I Leave It Up To You by Jinwoo Chong

I am usually not one for the gimmicky story line, but I have to say that I did enjoy this book--I did not read his first book, but it was apparently in the sci-fi genre, and this one gets extra points for breaking out of that mold as well. Jack Jr. wakes up from a coma after almost two years. He missed COVID altogether. He slept through it, which is maybe what a lot of people wished they could do. Prior to all this he had turned his back on his family and their Japanese restaurant run by his Korean family in Fort Lee, New Jersey. He had not seen them for quite some time when he had the accident that left him unconscious, but in the end they were the ones that stuck by him. While he was out, everyone else gradually evaporated, including his fiancé, and what he was left with was his family and their restaurant. So, reluctant as he had been to stay on, he returns, and it turns out that you can go home and lo and behold, he has quite the talent as a sushi chef with a knife. So much so that when his nephew makes videos of him preparing food he becomes a TikTok sensation. At the end of the day, this is a crowd pleaser. It kind of veers into YA territory in that respect, because usually when things are going too well for the characters, in an adult fiction piece of work you would expect a wrench in the works, but for the most part things progress smoothly and positively for the characters. It turns out we also want the best for Jack Jr. and his post-coma, post-COVID life as he picks up the pieces of what he left behind and re-examines how he lives, so a lot can be forgiven.

Sunday, June 22, 2025

A New Deal For Quilts by Janneken Smucker

I stumbled upon this book as I try and read a lot of books about modern quilting in general (which is not what defines this book nor the quilts shown within) and quilting in general--this I would categorize as the History of Quilts. I did not know this, but might have surmised it if I had thought about it for half a minute, but during the Great Depression there was a large resurgence in quilting--quilts were used not just for bed, but because so many people became homeless during that time, they were used to delineate makeshift dwelling, and served as door and window cover for people living in broke down sheds and abandoned buildings. The photos in the book are as telling as the narrative, and are largely taken by government workers. They show quilts made by women and the women making them in some instances--there are black women and white women. There are poor women and middle class women. There are women living outside and those living inside. It was a time of making do with what you had, but some of these quilts were just exquisitely designed and pieced out of things that they had and things that they repurposed. They were an ode to scrap piecing, and fit beautifully into the throw nothing away philosophy of modern quilting.

Saturday, June 21, 2025

The Road From Belhaven by Margot Livesey

This is a quiet book, set in Victorian Scotland, where the author returns to the life of her mother, who led a hard scrabble life replete with unappealing choices, the gift of second sight, and who died young. Lizzie can see see events that have yet to happen, but she cannot change them and she knows well enough that sharing her gift with others will lead to trouble. It is a time of superstition, and seeing the future is equated with the devil rather than as a gift from God. She makes quite a few mistakes, including the one where she believes the man she loves that he will marry her, only to find herself abandoned once she falls pregnant. The rest of the book flows from the subsequent choices that she makes as a result of this error in judgement, and what she does to survive, hide her secret, and find her way back to her child. In a time when America is populated by a large group of people who want to go back to a time when women have no reproductive choices in order to better control them makes this story more poignant. The patriarchy is alive and well, and while that used to annoy me, it now makes me very angry, and thus harder to relax and enjoy this story, which is well written and atmospheric.

▶ [SUPPLIED ENTRIES]
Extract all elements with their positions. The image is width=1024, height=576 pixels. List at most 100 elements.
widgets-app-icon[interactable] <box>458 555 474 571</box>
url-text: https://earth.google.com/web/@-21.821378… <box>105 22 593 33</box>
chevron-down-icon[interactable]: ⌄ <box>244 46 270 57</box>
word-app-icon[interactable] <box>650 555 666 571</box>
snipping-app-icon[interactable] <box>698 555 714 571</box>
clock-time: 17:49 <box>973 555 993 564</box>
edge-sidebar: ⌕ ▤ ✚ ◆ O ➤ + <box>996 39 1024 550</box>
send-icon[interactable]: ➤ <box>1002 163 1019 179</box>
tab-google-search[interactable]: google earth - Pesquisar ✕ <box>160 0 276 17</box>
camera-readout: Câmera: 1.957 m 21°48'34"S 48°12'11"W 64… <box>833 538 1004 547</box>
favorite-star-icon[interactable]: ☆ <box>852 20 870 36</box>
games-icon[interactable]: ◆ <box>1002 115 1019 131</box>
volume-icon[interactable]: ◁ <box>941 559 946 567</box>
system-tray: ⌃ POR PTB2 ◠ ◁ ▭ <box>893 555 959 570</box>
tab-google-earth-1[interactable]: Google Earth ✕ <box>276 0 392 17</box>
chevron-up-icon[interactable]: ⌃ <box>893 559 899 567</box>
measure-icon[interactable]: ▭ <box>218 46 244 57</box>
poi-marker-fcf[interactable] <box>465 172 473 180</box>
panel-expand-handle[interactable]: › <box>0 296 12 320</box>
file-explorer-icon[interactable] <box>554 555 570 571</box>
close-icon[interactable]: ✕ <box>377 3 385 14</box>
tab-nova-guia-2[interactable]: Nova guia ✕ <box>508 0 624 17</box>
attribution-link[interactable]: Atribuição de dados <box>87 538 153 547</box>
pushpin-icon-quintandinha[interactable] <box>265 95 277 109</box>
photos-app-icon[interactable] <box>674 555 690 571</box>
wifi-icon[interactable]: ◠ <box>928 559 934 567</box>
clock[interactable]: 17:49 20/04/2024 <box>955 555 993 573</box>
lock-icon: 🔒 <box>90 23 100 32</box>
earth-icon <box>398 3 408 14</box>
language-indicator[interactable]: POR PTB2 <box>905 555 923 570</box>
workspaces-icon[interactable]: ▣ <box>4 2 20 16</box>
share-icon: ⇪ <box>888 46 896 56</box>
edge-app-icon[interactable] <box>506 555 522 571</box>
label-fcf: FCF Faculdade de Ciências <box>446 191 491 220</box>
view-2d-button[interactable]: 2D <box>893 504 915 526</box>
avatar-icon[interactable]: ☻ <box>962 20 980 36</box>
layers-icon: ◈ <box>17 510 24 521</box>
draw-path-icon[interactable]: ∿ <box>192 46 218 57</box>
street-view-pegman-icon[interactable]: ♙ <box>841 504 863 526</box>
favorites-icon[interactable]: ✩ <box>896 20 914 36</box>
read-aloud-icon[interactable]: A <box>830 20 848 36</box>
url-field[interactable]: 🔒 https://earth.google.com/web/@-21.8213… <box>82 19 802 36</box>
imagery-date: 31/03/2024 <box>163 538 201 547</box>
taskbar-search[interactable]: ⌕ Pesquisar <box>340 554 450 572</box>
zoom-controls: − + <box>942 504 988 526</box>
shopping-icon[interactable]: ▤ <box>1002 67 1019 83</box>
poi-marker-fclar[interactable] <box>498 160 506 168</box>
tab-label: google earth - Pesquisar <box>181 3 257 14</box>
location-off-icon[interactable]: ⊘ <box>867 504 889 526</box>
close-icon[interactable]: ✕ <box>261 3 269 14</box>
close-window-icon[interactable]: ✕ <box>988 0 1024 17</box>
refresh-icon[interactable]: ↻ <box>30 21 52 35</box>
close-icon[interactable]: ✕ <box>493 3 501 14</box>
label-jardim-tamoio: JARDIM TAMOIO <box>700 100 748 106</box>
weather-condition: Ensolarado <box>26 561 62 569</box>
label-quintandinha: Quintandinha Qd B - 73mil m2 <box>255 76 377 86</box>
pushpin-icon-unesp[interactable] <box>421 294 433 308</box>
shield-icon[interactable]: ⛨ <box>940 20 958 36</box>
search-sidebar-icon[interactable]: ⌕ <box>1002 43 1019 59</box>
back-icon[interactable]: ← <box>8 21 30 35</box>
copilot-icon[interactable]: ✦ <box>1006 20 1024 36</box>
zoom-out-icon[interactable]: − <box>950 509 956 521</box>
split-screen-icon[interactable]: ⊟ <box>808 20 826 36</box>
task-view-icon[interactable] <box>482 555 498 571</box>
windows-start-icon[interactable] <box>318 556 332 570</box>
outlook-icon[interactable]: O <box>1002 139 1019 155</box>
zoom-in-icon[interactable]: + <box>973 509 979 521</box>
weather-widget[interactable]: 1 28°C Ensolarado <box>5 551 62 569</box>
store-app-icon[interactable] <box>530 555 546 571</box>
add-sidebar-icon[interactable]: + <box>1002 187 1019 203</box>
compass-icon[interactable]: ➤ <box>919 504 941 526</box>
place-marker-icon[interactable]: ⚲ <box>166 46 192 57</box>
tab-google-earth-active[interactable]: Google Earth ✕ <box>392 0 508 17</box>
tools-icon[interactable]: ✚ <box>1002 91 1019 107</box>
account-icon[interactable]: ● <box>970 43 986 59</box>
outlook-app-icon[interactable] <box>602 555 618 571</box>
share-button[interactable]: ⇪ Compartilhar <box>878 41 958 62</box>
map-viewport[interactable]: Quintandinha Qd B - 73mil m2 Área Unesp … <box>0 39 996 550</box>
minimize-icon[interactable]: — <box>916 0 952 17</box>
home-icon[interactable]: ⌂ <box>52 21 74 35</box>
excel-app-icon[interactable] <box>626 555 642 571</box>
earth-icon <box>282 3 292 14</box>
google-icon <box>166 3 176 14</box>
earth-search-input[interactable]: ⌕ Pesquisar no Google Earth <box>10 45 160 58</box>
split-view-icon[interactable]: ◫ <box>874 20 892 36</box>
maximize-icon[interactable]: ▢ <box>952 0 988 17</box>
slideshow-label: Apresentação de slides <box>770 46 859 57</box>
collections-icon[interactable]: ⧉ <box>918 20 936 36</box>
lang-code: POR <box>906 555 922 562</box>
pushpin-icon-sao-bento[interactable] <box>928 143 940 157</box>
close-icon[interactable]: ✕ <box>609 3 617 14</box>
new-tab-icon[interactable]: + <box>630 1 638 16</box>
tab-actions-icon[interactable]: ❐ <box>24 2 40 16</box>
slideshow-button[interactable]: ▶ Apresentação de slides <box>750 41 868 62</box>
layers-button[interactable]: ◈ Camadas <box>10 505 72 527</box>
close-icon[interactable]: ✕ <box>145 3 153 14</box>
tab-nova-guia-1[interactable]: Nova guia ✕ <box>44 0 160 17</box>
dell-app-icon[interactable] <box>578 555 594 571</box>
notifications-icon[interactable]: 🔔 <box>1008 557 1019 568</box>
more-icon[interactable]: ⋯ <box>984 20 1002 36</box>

▶ [CHECK YOUR UNDERSTANDING]
1 > According to the book reviews, how long was Jack Jr. in a coma?
2 > Carry on with the book reviews, starting right after their final sentence.

▶ [RESULTS BY TASK]
1 > Almost two years.

2 >
Friday, June 20, 2025

The Fire Inside (2025)

This is a biopic or dacudrama about Claressa “T-Rex” Shields, who is an American professional boxer and mixed martial artist from Flint, Michigan who is widely regarded as one of the greatest female boxers ever. She was born in 1995 and became a double Olympic gold medallist (2012 and 2016), the first time when she was just 17 years old and coached by a man who basically volunteered his time to teach her to box. She is the first boxer, male or female, to hold all four major world titles across two weight classes simultaneously. The movie does a nice job of telling all of her story, which is a severely impoversihed childhood, an unstable living situation and a coach who changed her life, maybe even saved it. The story of her rise to success is told in the way of all great sports sotries, where you basically know the outcome but still enjoy watching it unfold. The back end of the movie is what happens after she wins, which is nothing at all. She is expecting to be showered with riches and she is all but ignored. The reality of life after the Olympics is equally well told.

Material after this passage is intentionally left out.